WHAT TO DO => Determine how many lines in the data below contain "Four" and write only that number.

##### DATASET

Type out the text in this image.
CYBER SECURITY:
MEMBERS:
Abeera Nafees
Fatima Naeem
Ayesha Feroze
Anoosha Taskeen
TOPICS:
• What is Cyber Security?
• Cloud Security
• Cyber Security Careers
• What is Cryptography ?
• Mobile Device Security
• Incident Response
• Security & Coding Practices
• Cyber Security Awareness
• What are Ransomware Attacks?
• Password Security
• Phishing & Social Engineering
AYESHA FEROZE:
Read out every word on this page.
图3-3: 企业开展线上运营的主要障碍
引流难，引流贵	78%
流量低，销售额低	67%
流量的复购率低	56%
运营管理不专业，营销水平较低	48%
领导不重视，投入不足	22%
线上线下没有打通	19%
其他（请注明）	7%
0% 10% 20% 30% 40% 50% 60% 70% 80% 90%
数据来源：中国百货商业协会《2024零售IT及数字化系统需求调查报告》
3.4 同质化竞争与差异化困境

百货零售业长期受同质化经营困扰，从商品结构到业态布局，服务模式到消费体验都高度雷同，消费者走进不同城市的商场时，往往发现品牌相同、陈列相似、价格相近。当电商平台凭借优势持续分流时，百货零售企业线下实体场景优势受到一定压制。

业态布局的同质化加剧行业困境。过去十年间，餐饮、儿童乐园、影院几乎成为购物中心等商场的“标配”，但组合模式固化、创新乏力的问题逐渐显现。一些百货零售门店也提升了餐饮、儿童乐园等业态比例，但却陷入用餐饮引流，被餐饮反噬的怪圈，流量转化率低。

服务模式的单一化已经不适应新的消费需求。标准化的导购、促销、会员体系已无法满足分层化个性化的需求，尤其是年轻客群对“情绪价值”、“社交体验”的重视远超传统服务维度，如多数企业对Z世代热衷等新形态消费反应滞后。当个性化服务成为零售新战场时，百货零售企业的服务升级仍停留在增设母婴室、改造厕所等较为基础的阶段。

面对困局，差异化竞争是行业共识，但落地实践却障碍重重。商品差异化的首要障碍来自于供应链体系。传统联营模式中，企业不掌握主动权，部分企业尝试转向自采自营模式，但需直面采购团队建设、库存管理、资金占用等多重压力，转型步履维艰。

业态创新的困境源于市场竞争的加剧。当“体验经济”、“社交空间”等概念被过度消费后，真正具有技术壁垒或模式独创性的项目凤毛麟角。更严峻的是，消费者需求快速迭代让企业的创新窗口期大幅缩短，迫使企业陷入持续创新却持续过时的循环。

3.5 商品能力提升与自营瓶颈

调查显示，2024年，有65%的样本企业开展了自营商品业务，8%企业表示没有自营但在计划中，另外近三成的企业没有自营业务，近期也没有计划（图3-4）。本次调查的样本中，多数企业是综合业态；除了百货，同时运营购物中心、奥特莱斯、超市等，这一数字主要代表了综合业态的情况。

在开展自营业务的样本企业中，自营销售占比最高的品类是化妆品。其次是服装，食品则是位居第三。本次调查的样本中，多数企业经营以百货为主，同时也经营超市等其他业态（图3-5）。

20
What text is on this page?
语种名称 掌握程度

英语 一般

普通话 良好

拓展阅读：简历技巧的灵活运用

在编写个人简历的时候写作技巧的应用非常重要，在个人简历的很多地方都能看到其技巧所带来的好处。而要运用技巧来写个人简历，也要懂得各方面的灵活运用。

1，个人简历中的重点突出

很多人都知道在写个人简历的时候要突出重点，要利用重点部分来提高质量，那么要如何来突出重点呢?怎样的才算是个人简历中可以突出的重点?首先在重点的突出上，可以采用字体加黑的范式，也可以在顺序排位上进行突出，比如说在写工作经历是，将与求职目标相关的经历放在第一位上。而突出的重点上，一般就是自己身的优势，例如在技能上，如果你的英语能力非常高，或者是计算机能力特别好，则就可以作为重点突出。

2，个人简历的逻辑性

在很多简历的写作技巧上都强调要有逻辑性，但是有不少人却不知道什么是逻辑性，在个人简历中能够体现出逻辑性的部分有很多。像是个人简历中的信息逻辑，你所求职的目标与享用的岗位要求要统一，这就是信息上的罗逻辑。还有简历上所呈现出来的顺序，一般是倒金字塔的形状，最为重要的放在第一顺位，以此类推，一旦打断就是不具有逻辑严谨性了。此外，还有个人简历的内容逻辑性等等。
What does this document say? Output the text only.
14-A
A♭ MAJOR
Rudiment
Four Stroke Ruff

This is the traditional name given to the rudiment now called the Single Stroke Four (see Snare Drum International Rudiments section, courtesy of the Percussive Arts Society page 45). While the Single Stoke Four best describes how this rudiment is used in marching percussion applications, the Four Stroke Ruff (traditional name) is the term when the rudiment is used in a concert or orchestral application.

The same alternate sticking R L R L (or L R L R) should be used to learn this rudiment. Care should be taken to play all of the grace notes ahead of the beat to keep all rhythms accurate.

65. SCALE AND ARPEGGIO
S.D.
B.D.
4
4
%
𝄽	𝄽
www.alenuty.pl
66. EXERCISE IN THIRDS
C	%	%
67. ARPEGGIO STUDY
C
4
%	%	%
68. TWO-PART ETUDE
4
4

##########

FINISHED EXERCISE => 2